▶ [Source records]:

-=-=-

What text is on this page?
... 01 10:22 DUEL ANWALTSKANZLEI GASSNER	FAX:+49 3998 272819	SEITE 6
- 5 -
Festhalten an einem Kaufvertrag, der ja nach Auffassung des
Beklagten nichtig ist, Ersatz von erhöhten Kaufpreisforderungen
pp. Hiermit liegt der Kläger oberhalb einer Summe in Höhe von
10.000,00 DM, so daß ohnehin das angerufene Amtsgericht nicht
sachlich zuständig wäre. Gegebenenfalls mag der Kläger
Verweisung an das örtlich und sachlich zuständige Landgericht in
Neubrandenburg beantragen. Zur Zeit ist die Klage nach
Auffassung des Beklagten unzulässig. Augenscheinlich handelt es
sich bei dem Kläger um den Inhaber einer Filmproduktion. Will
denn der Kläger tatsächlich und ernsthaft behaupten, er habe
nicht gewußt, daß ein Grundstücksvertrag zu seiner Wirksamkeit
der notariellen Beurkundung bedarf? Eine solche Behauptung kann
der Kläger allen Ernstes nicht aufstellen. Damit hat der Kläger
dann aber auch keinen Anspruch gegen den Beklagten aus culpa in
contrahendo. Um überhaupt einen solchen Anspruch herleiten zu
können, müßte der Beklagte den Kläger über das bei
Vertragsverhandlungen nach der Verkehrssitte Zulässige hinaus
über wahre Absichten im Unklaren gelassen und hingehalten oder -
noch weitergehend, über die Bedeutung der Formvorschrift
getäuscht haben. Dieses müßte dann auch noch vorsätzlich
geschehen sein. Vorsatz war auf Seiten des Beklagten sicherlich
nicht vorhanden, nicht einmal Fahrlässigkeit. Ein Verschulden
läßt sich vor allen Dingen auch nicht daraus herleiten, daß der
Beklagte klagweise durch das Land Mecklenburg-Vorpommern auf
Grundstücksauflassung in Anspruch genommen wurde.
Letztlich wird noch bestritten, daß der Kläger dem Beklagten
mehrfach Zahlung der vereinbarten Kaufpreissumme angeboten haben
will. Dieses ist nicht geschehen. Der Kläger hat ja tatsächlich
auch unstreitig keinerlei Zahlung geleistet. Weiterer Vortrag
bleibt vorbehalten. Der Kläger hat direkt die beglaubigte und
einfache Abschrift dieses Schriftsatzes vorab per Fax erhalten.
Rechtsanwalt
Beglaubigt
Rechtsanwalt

-=-=-

▶ [Directions for this task]: Repeat the records above exactly, leaving none out.

▶ [Output]:
What text is on this page?
... 01 10:22 DUEL ANWALTSKANZLEI GASSNER	FAX:+49 3998 272819	SEITE 6
- 5 -
Festhalten an einem Kaufvertrag, der ja nach Auffassung des
Beklagten nichtig ist, Ersatz von erhöhten Kaufpreisforderungen
pp. Hiermit liegt der Kläger oberhalb einer Summe in Höhe von
10.000,00 DM, so daß ohnehin das angerufene Amtsgericht nicht
sachlich zuständig wäre. Gegebenenfalls mag der Kläger
Verweisung an das örtlich und sachlich zuständige Landgericht in
Neubrandenburg beantragen. Zur Zeit ist die Klage nach
Auffassung des Beklagten unzulässig. Augenscheinlich handelt es
sich bei dem Kläger um den Inhaber einer Filmproduktion. Will
denn der Kläger tatsächlich und ernsthaft behaupten, er habe
nicht gewußt, daß ein Grundstücksvertrag zu seiner Wirksamkeit
der notariellen Beurkundung bedarf? Eine solche Behauptung kann
der Kläger allen Ernstes nicht aufstellen. Damit hat der Kläger
dann aber auch keinen Anspruch gegen den Beklagten aus culpa in
contrahendo. Um überhaupt einen solchen Anspruch herleiten zu
können, müßte der Beklagte den Kläger über das bei
Vertragsverhandlungen nach der Verkehrssitte Zulässige hinaus
über wahre Absichten im Unklaren gelassen und hingehalten oder -
noch weitergehend, über die Bedeutung der Formvorschrift
getäuscht haben. Dieses müßte dann auch noch vorsätzlich
geschehen sein. Vorsatz war auf Seiten des Beklagten sicherlich
nicht vorhanden, nicht einmal Fahrlässigkeit. Ein Verschulden
läßt sich vor allen Dingen auch nicht daraus herleiten, daß der
Beklagte klagweise durch das Land Mecklenburg-Vorpommern auf
Grundstücksauflassung in Anspruch genommen wurde.
Letztlich wird noch bestritten, daß der Kläger dem Beklagten
mehrfach Zahlung der vereinbarten Kaufpreissumme angeboten haben
will. Dieses ist nicht geschehen. Der Kläger hat ja tatsächlich
auch unstreitig keinerlei Zahlung geleistet. Weiterer Vortrag
bleibt vorbehalten. Der Kläger hat direkt die beglaubigte und
einfache Abschrift dieses Schriftsatzes vorab per Fax erhalten.
Rechtsanwalt
Beglaubigt
Rechtsanwalt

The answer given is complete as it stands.